* [Aim of the exercise]:
Tally the lines containing the word "wooden", and report the tally alone.

(Structured figure records)
==*==

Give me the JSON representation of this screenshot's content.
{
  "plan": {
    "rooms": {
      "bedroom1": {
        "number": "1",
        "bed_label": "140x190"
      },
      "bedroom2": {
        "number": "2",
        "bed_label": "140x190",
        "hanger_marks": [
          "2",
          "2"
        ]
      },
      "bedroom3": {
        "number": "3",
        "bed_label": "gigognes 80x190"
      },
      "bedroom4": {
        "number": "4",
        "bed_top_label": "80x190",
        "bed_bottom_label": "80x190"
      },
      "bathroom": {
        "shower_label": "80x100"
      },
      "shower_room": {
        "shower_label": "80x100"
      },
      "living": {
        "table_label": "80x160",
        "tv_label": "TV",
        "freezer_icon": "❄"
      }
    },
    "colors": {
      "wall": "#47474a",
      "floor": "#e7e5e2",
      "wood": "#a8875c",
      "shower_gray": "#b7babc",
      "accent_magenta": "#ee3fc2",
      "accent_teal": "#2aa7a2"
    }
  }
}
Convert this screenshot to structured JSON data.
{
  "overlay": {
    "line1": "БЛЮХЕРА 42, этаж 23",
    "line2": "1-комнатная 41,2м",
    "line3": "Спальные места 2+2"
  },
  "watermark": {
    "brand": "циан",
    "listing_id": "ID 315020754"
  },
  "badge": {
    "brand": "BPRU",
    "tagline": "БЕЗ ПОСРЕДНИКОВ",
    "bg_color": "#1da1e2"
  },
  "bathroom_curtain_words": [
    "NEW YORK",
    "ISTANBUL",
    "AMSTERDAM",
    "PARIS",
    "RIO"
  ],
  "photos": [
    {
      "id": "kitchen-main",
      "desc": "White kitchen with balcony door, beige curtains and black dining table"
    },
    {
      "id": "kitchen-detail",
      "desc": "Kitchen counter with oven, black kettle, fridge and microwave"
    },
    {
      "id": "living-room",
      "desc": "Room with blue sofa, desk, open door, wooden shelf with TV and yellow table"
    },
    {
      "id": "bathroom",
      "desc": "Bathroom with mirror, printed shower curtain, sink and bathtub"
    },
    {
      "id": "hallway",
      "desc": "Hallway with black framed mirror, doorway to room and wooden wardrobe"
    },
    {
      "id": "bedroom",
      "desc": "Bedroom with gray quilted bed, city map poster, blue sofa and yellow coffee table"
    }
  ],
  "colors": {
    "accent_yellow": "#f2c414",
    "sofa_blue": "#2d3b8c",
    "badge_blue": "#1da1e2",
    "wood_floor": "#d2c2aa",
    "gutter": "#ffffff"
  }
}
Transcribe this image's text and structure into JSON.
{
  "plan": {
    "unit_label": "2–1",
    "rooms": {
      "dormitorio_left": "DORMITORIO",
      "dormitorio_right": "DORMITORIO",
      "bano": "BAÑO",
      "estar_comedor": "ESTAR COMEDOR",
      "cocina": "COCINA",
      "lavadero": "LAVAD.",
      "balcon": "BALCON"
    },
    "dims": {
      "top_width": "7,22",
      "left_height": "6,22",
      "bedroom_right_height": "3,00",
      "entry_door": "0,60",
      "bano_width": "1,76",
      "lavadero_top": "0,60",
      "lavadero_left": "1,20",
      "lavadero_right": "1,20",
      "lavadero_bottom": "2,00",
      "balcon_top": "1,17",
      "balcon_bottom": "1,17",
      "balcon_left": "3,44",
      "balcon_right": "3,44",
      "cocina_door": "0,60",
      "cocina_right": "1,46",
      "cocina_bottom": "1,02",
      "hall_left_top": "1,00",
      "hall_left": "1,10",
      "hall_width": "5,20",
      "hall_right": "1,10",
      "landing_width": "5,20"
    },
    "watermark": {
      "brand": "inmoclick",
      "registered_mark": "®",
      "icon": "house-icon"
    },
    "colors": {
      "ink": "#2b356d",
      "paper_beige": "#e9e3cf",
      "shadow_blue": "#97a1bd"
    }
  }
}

==*==

* [Finished task]:
2